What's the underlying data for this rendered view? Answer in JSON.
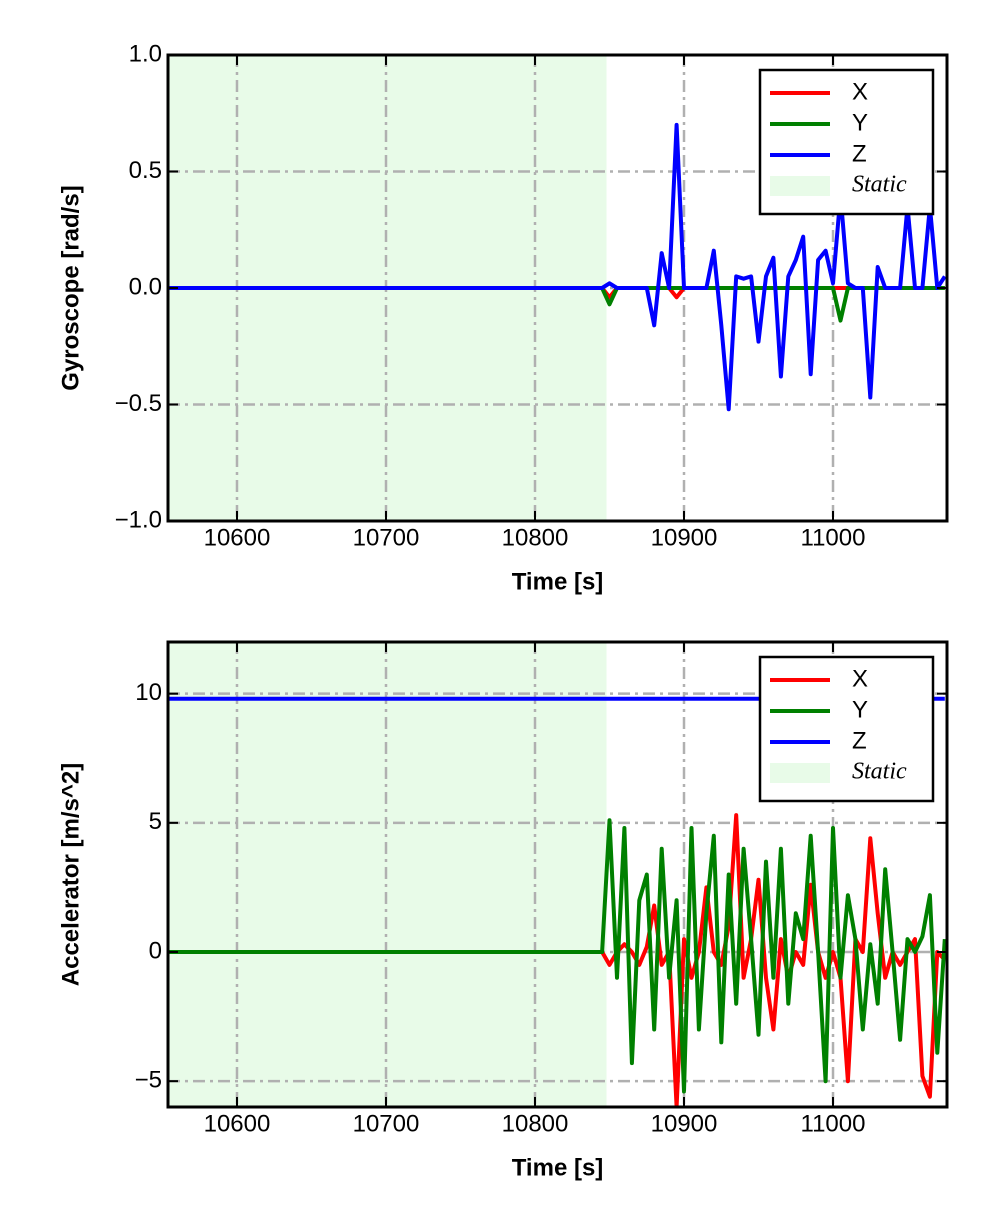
{
  "chart_data": [
    {
      "type": "line",
      "xlabel": "Time [s]",
      "ylabel": "Gyroscope [rad/s]",
      "xlim": [
        10553.7,
        11076.5
      ],
      "ylim": [
        -1,
        1
      ],
      "xticks": [
        10600,
        10700,
        10800,
        10900,
        11000
      ],
      "yticks": [
        {
          "value": -1,
          "label": "−1.0"
        },
        {
          "value": -0.5,
          "label": "−0.5"
        },
        {
          "value": 0,
          "label": "0.0"
        },
        0.5,
        {
          "value": 1,
          "label": "1.0"
        }
      ],
      "grid": true,
      "legend": "upper right",
      "static_region": {
        "name": "Static",
        "color": "#e8fbe8",
        "until": 10848
      },
      "x": [
        10554,
        10845,
        10850,
        10855,
        10860,
        10865,
        10870,
        10875,
        10880,
        10885,
        10890,
        10895,
        10900,
        10905,
        10910,
        10915,
        10920,
        10925,
        10930,
        10935,
        10940,
        10945,
        10950,
        10955,
        10960,
        10965,
        10970,
        10975,
        10980,
        10985,
        10990,
        10995,
        11000,
        11005,
        11010,
        11015,
        11020,
        11025,
        11030,
        11035,
        11040,
        11045,
        11050,
        11055,
        11060,
        11065,
        11070,
        11075
      ],
      "series": [
        {
          "name": "X",
          "color": "#ff0000",
          "values": [
            0,
            0,
            -0.04,
            0,
            0,
            0,
            0,
            0,
            0,
            0,
            0,
            -0.04,
            0,
            0,
            0,
            0,
            0,
            0,
            0,
            0,
            0,
            0,
            0,
            0,
            0,
            0,
            0,
            0,
            0,
            0,
            0,
            0,
            0,
            0,
            0,
            0,
            0,
            0,
            0,
            0,
            0,
            0,
            0,
            0,
            0,
            0,
            0,
            0
          ]
        },
        {
          "name": "Y",
          "color": "#008000",
          "values": [
            0,
            0,
            -0.07,
            0,
            0,
            0,
            0,
            0,
            0,
            0,
            0,
            0,
            0,
            0,
            0,
            0,
            0,
            0,
            0,
            0,
            0,
            0,
            0,
            0,
            0,
            0,
            0,
            0,
            0,
            0,
            0,
            0,
            0,
            -0.14,
            0,
            0,
            0,
            0,
            0,
            0,
            0,
            0,
            0,
            0,
            0,
            0,
            0,
            0
          ]
        },
        {
          "name": "Z",
          "color": "#0000ff",
          "values": [
            0,
            0,
            0.02,
            0,
            0,
            0,
            0,
            0,
            -0.16,
            0.15,
            0,
            0.7,
            0,
            0,
            0,
            0,
            0.16,
            -0.16,
            -0.52,
            0.05,
            0.04,
            0.05,
            -0.23,
            0.05,
            0.13,
            -0.38,
            0.05,
            0.12,
            0.22,
            -0.37,
            0.12,
            0.16,
            0.02,
            0.4,
            0.02,
            0,
            0,
            -0.47,
            0.09,
            0,
            0,
            0,
            0.35,
            0,
            0,
            0.35,
            0,
            0.05
          ]
        }
      ]
    },
    {
      "type": "line",
      "xlabel": "Time [s]",
      "ylabel": "Accelerator [m/s^2]",
      "xlim": [
        10553.7,
        11076.5
      ],
      "ylim": [
        -6,
        12
      ],
      "xticks": [
        10600,
        10700,
        10800,
        10900,
        11000
      ],
      "yticks": [
        {
          "value": -5,
          "label": "−5"
        },
        0,
        5,
        10
      ],
      "grid": true,
      "legend": "upper right",
      "static_region": {
        "name": "Static",
        "color": "#e8fbe8",
        "until": 10848
      },
      "x": [
        10554,
        10845,
        10850,
        10855,
        10860,
        10865,
        10870,
        10875,
        10880,
        10885,
        10890,
        10895,
        10900,
        10905,
        10910,
        10915,
        10920,
        10925,
        10930,
        10935,
        10940,
        10945,
        10950,
        10955,
        10960,
        10965,
        10970,
        10975,
        10980,
        10985,
        10990,
        10995,
        11000,
        11005,
        11010,
        11015,
        11020,
        11025,
        11030,
        11035,
        11040,
        11045,
        11050,
        11055,
        11060,
        11065,
        11070,
        11075
      ],
      "series": [
        {
          "name": "X",
          "color": "#ff0000",
          "values": [
            0,
            0,
            -0.5,
            0,
            0.3,
            0,
            -0.5,
            0.2,
            1.8,
            -0.5,
            0,
            -6,
            0.5,
            -1,
            0,
            2.5,
            0,
            -0.5,
            1,
            5.3,
            -1,
            0.5,
            2.8,
            -1,
            -3,
            0.5,
            -1,
            0,
            -0.5,
            2.6,
            0,
            -1,
            0,
            -1,
            -5,
            0.5,
            0,
            4.4,
            1.5,
            -1,
            0,
            -0.5,
            0,
            0.5,
            -4.8,
            -5.6,
            0,
            -0.3
          ]
        },
        {
          "name": "Y",
          "color": "#008000",
          "values": [
            0,
            0,
            5.1,
            -1,
            4.8,
            -4.3,
            2,
            3,
            -3,
            4,
            -1,
            2,
            -5.4,
            4.8,
            -3,
            1.5,
            4.5,
            -3.5,
            3,
            -2,
            4,
            0.5,
            -3.2,
            3.5,
            -1,
            4,
            -2,
            1.5,
            0.5,
            4.5,
            0,
            -5,
            4.8,
            -1,
            2.2,
            0.5,
            -3,
            0.3,
            -2,
            3.2,
            0,
            -3.4,
            0.5,
            0,
            0.6,
            2.2,
            -3.9,
            0.5
          ]
        },
        {
          "name": "Z",
          "color": "#0000ff",
          "values": [
            9.8,
            9.8,
            9.8,
            9.8,
            9.8,
            9.8,
            9.8,
            9.8,
            9.8,
            9.8,
            9.8,
            9.8,
            9.8,
            9.8,
            9.8,
            9.8,
            9.8,
            9.8,
            9.8,
            9.8,
            9.8,
            9.8,
            9.8,
            9.8,
            9.8,
            9.8,
            9.8,
            9.8,
            9.8,
            9.8,
            9.8,
            9.8,
            9.8,
            9.8,
            9.8,
            9.8,
            9.8,
            9.8,
            9.8,
            9.8,
            9.8,
            9.8,
            9.8,
            9.8,
            9.8,
            9.8,
            9.8,
            9.8
          ]
        }
      ]
    }
  ]
}
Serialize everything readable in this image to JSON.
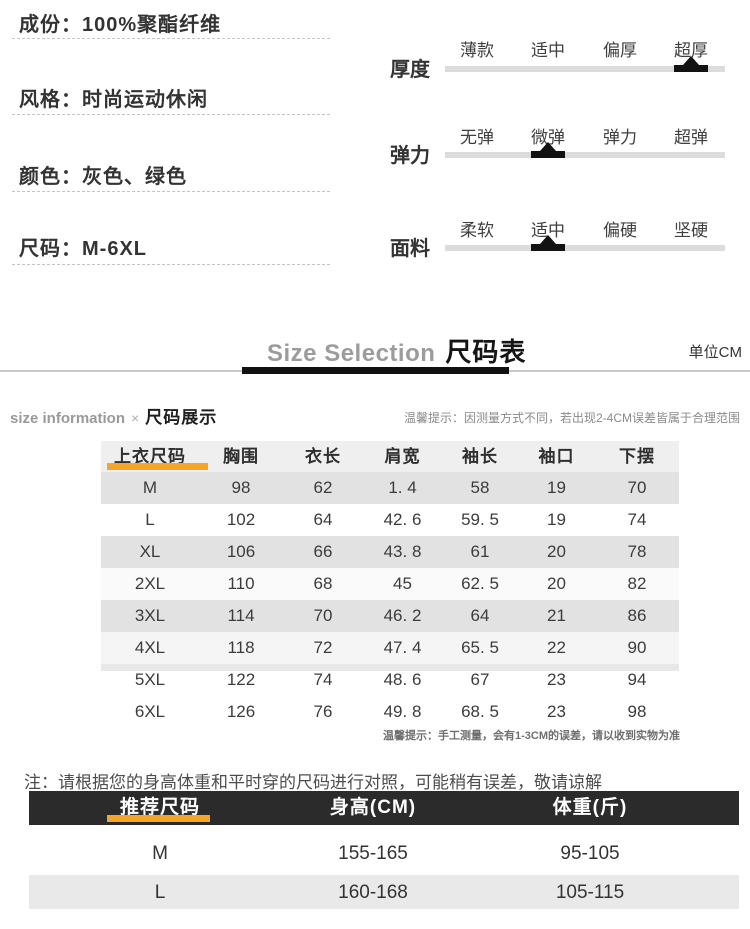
{
  "attrs": {
    "items": [
      "成份：100%聚酯纤维",
      "风格：时尚运动休闲",
      "颜色：灰色、绿色",
      "尺码：M-6XL"
    ]
  },
  "scales": {
    "rows": [
      {
        "name": "thickness",
        "label": "厚度",
        "options": [
          "薄款",
          "适中",
          "偏厚",
          "超厚"
        ],
        "selected_index": 3
      },
      {
        "name": "elasticity",
        "label": "弹力",
        "options": [
          "无弹",
          "微弹",
          "弹力",
          "超弹"
        ],
        "selected_index": 1
      },
      {
        "name": "fabric",
        "label": "面料",
        "options": [
          "柔软",
          "适中",
          "偏硬",
          "坚硬"
        ],
        "selected_index": 1
      }
    ]
  },
  "title": {
    "en": "Size Selection",
    "zh": "尺码表",
    "unit": "单位CM"
  },
  "size_info": {
    "en": "size information",
    "sep": "×",
    "zh": "尺码展示",
    "tip": "温馨提示：因测量方式不同，若出现2-4CM误差皆属于合理范围"
  },
  "size_table": {
    "headers": [
      "上衣尺码",
      "胸围",
      "衣长",
      "肩宽",
      "袖长",
      "袖口",
      "下摆"
    ],
    "rows": [
      [
        "M",
        "98",
        "62",
        "1. 4",
        "58",
        "19",
        "70"
      ],
      [
        "L",
        "102",
        "64",
        "42. 6",
        "59. 5",
        "19",
        "74"
      ],
      [
        "XL",
        "106",
        "66",
        "43. 8",
        "61",
        "20",
        "78"
      ],
      [
        "2XL",
        "110",
        "68",
        "45",
        "62. 5",
        "20",
        "82"
      ],
      [
        "3XL",
        "114",
        "70",
        "46. 2",
        "64",
        "21",
        "86"
      ],
      [
        "4XL",
        "118",
        "72",
        "47. 4",
        "65. 5",
        "22",
        "90"
      ],
      [
        "5XL",
        "122",
        "74",
        "48. 6",
        "67",
        "23",
        "94"
      ],
      [
        "6XL",
        "126",
        "76",
        "49. 8",
        "68. 5",
        "23",
        "98"
      ]
    ],
    "footnote": "温馨提示：手工测量，会有1-3CM的误差，请以收到实物为准"
  },
  "note": "注：请根据您的身高体重和平时穿的尺码进行对照，可能稍有误差，敬请谅解",
  "recommend_table": {
    "headers": [
      "推荐尺码",
      "身高(CM)",
      "体重(斤)"
    ],
    "rows": [
      [
        "M",
        "155-165",
        "95-105"
      ],
      [
        "L",
        "160-168",
        "105-115"
      ]
    ]
  },
  "colors": {
    "accent_orange": "#f5a42c",
    "dark_header_bar": "#2b2b2b",
    "stripe_gray": "#e2e2e2",
    "track_gray": "#dcdcdc",
    "marker_black": "#121212"
  }
}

• WORK TO BE COMPLETED
Every line that holds the string "ylabel" should be returned.

• SOLVED EXERCISE
      "ylabel": "Gyroscope [rad/s]",
      "ylabel": "Accelerator [m/s^2]",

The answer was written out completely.